• _What the task asks_:
Repeat all of the material exactly as given.

--- start of Data entries ---

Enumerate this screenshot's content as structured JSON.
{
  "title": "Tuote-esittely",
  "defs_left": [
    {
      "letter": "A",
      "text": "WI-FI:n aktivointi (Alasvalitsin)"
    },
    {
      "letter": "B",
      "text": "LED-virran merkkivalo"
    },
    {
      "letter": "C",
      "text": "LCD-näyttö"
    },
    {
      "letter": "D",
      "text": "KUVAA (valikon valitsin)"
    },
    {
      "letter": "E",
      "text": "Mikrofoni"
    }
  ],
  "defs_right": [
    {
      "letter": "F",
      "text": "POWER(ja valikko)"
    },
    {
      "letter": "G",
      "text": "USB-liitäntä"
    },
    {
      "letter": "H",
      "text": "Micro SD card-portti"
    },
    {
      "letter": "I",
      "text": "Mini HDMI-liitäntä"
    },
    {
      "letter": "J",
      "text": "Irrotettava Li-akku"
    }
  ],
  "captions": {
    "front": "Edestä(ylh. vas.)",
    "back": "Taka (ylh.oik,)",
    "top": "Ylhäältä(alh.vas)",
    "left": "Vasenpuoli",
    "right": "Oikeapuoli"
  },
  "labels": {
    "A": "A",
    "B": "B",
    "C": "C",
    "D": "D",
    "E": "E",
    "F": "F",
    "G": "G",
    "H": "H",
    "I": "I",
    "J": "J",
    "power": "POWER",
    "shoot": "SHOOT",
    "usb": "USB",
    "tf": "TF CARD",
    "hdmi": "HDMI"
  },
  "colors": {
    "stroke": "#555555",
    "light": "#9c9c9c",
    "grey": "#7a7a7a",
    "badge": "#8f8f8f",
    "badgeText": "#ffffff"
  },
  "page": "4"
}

--- end of Data entries ---

• _Answer for the task_:
Enumerate this screenshot's content as structured JSON.
{
  "title": "Tuote-esittely",
  "defs_left": [
    {
      "letter": "A",
      "text": "WI-FI:n aktivointi (Alasvalitsin)"
    },
    {
      "letter": "B",
      "text": "LED-virran merkkivalo"
    },
    {
      "letter": "C",
      "text": "LCD-näyttö"
    },
    {
      "letter": "D",
      "text": "KUVAA (valikon valitsin)"
    },
    {
      "letter": "E",
      "text": "Mikrofoni"
    }
  ],
  "defs_right": [
    {
      "letter": "F",
      "text": "POWER(ja valikko)"
    },
    {
      "letter": "G",
      "text": "USB-liitäntä"
    },
    {
      "letter": "H",
      "text": "Micro SD card-portti"
    },
    {
      "letter": "I",
      "text": "Mini HDMI-liitäntä"
    },
    {
      "letter": "J",
      "text": "Irrotettava Li-akku"
    }
  ],
  "captions": {
    "front": "Edestä(ylh. vas.)",
    "back": "Taka (ylh.oik,)",
    "top": "Ylhäältä(alh.vas)",
    "left": "Vasenpuoli",
    "right": "Oikeapuoli"
  },
  "labels": {
    "A": "A",
    "B": "B",
    "C": "C",
    "D": "D",
    "E": "E",
    "F": "F",
    "G": "G",
    "H": "H",
    "I": "I",
    "J": "J",
    "power": "POWER",
    "shoot": "SHOOT",
    "usb": "USB",
    "tf": "TF CARD",
    "hdmi": "HDMI"
  },
  "colors": {
    "stroke": "#555555",
    "light": "#9c9c9c",
    "grey": "#7a7a7a",
    "badge": "#8f8f8f",
    "badgeText": "#ffffff"
  },
  "page": "4"
}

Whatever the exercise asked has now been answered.